** JOB **
Give the entries again exactly, every one of them.

** DATA PROVIDED **
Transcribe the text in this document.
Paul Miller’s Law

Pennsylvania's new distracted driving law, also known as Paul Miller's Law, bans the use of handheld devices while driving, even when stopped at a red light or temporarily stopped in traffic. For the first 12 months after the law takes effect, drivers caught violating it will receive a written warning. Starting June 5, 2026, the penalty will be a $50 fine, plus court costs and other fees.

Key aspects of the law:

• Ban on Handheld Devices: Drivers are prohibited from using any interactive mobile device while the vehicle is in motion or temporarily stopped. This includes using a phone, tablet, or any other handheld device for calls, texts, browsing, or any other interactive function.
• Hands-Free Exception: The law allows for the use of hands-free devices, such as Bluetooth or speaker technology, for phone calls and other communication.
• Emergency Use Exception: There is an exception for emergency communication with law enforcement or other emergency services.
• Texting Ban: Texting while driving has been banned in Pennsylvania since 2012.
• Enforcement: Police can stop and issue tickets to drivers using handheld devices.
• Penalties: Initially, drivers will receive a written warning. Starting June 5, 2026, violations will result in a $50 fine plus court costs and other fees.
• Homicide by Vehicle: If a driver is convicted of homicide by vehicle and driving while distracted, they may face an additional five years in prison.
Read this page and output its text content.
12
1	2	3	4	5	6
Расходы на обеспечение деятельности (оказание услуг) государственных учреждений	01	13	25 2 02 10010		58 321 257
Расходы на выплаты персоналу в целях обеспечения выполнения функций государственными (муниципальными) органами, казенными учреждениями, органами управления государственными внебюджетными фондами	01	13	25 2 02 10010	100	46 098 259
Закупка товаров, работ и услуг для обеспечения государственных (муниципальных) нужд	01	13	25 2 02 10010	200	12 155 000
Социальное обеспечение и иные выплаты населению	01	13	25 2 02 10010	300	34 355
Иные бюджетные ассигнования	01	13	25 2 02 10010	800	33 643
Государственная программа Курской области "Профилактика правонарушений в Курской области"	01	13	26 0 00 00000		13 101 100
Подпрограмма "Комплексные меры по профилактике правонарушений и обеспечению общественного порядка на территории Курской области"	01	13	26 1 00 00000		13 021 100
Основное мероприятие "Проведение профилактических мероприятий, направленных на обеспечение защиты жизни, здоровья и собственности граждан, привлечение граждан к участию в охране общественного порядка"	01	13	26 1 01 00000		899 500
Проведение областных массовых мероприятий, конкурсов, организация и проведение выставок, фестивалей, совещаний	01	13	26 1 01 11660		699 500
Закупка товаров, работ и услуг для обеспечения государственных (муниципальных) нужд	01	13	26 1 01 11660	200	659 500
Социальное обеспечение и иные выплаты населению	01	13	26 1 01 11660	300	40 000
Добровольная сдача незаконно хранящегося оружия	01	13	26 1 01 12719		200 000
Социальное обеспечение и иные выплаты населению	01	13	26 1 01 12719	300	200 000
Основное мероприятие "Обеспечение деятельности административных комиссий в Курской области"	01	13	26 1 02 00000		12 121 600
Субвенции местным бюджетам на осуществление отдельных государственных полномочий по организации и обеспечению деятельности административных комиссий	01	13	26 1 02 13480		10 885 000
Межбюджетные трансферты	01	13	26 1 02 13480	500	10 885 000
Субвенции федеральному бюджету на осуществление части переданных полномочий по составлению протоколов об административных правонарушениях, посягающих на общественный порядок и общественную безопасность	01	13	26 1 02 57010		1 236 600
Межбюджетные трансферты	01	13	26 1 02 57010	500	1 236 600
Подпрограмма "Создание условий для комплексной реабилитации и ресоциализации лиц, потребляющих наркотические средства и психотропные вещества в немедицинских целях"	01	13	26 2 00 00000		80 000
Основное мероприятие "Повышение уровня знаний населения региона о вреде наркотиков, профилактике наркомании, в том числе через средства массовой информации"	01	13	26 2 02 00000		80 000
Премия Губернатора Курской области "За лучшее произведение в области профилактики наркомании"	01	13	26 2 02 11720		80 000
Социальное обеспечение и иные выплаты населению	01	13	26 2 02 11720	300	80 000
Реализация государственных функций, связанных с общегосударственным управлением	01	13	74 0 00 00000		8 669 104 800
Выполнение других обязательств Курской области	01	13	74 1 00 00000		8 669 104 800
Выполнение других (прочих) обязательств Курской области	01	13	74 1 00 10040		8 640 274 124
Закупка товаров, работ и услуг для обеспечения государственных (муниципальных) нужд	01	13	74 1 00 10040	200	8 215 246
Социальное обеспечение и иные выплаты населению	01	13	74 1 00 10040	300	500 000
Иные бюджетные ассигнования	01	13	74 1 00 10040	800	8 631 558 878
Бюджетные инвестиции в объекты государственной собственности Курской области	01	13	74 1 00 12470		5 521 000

** RESPONSE BELOW **
Transcribe the text in this document.
Paul Miller’s Law

Pennsylvania's new distracted driving law, also known as Paul Miller's Law, bans the use of handheld devices while driving, even when stopped at a red light or temporarily stopped in traffic. For the first 12 months after the law takes effect, drivers caught violating it will receive a written warning. Starting June 5, 2026, the penalty will be a $50 fine, plus court costs and other fees.

Key aspects of the law:

• Ban on Handheld Devices: Drivers are prohibited from using any interactive mobile device while the vehicle is in motion or temporarily stopped. This includes using a phone, tablet, or any other handheld device for calls, texts, browsing, or any other interactive function.
• Hands-Free Exception: The law allows for the use of hands-free devices, such as Bluetooth or speaker technology, for phone calls and other communication.
• Emergency Use Exception: There is an exception for emergency communication with law enforcement or other emergency services.
• Texting Ban: Texting while driving has been banned in Pennsylvania since 2012.
• Enforcement: Police can stop and issue tickets to drivers using handheld devices.
• Penalties: Initially, drivers will receive a written warning. Starting June 5, 2026, violations will result in a $50 fine plus court costs and other fees.
• Homicide by Vehicle: If a driver is convicted of homicide by vehicle and driving while distracted, they may face an additional five years in prison.
Read this page and output its text content.
12
1	2	3	4	5	6
Расходы на обеспечение деятельности (оказание услуг) государственных учреждений	01	13	25 2 02 10010		58 321 257
Расходы на выплаты персоналу в целях обеспечения выполнения функций государственными (муниципальными) органами, казенными учреждениями, органами управления государственными внебюджетными фондами	01	13	25 2 02 10010	100	46 098 259
Закупка товаров, работ и услуг для обеспечения государственных (муниципальных) нужд	01	13	25 2 02 10010	200	12 155 000
Социальное обеспечение и иные выплаты населению	01	13	25 2 02 10010	300	34 355
Иные бюджетные ассигнования	01	13	25 2 02 10010	800	33 643
Государственная программа Курской области "Профилактика правонарушений в Курской области"	01	13	26 0 00 00000		13 101 100
Подпрограмма "Комплексные меры по профилактике правонарушений и обеспечению общественного порядка на территории Курской области"	01	13	26 1 00 00000		13 021 100
Основное мероприятие "Проведение профилактических мероприятий, направленных на обеспечение защиты жизни, здоровья и собственности граждан, привлечение граждан к участию в охране общественного порядка"	01	13	26 1 01 00000		899 500
Проведение областных массовых мероприятий, конкурсов, организация и проведение выставок, фестивалей, совещаний	01	13	26 1 01 11660		699 500
Закупка товаров, работ и услуг для обеспечения государственных (муниципальных) нужд	01	13	26 1 01 11660	200	659 500
Социальное обеспечение и иные выплаты населению	01	13	26 1 01 11660	300	40 000
Добровольная сдача незаконно хранящегося оружия	01	13	26 1 01 12719		200 000
Социальное обеспечение и иные выплаты населению	01	13	26 1 01 12719	300	200 000
Основное мероприятие "Обеспечение деятельности административных комиссий в Курской области"	01	13	26 1 02 00000		12 121 600
Субвенции местным бюджетам на осуществление отдельных государственных полномочий по организации и обеспечению деятельности административных комиссий	01	13	26 1 02 13480		10 885 000
Межбюджетные трансферты	01	13	26 1 02 13480	500	10 885 000
Субвенции федеральному бюджету на осуществление части переданных полномочий по составлению протоколов об административных правонарушениях, посягающих на общественный порядок и общественную безопасность	01	13	26 1 02 57010		1 236 600
Межбюджетные трансферты	01	13	26 1 02 57010	500	1 236 600
Подпрограмма "Создание условий для комплексной реабилитации и ресоциализации лиц, потребляющих наркотические средства и психотропные вещества в немедицинских целях"	01	13	26 2 00 00000		80 000
Основное мероприятие "Повышение уровня знаний населения региона о вреде наркотиков, профилактике наркомании, в том числе через средства массовой информации"	01	13	26 2 02 00000		80 000
Премия Губернатора Курской области "За лучшее произведение в области профилактики наркомании"	01	13	26 2 02 11720		80 000
Социальное обеспечение и иные выплаты населению	01	13	26 2 02 11720	300	80 000
Реализация государственных функций, связанных с общегосударственным управлением	01	13	74 0 00 00000		8 669 104 800
Выполнение других обязательств Курской области	01	13	74 1 00 00000		8 669 104 800
Выполнение других (прочих) обязательств Курской области	01	13	74 1 00 10040		8 640 274 124
Закупка товаров, работ и услуг для обеспечения государственных (муниципальных) нужд	01	13	74 1 00 10040	200	8 215 246
Социальное обеспечение и иные выплаты населению	01	13	74 1 00 10040	300	500 000
Иные бюджетные ассигнования	01	13	74 1 00 10040	800	8 631 558 878
Бюджетные инвестиции в объекты государственной собственности Курской области	01	13	74 1 00 12470		5 521 000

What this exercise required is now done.